--- Problem details ---
Your task is to give the data again, exactly, with every line intact.

--- Data listing ---

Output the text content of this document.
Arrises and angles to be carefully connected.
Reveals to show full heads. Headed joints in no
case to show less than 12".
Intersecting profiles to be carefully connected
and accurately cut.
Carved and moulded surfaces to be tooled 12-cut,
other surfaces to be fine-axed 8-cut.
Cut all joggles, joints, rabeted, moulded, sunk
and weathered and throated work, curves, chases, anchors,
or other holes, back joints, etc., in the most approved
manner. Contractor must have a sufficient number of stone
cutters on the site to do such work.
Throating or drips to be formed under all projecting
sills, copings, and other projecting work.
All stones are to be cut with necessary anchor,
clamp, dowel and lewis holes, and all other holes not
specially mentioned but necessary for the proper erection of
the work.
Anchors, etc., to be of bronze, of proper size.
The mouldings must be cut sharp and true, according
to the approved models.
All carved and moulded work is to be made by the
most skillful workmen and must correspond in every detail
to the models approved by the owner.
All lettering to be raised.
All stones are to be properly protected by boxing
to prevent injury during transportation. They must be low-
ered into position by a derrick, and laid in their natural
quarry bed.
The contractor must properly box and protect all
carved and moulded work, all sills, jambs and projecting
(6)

--- Expected output ---
Output the text content of this document.
Arrises and angles to be carefully connected.
Reveals to show full heads. Headed joints in no
case to show less than 12".
Intersecting profiles to be carefully connected
and accurately cut.
Carved and moulded surfaces to be tooled 12-cut,
other surfaces to be fine-axed 8-cut.
Cut all joggles, joints, rabeted, moulded, sunk
and weathered and throated work, curves, chases, anchors,
or other holes, back joints, etc., in the most approved
manner. Contractor must have a sufficient number of stone
cutters on the site to do such work.
Throating or drips to be formed under all projecting
sills, copings, and other projecting work.
All stones are to be cut with necessary anchor,
clamp, dowel and lewis holes, and all other holes not
specially mentioned but necessary for the proper erection of
the work.
Anchors, etc., to be of bronze, of proper size.
The mouldings must be cut sharp and true, according
to the approved models.
All carved and moulded work is to be made by the
most skillful workmen and must correspond in every detail
to the models approved by the owner.
All lettering to be raised.
All stones are to be properly protected by boxing
to prevent injury during transportation. They must be low-
ered into position by a derrick, and laid in their natural
quarry bed.
The contractor must properly box and protect all
carved and moulded work, all sills, jambs and projecting
(6)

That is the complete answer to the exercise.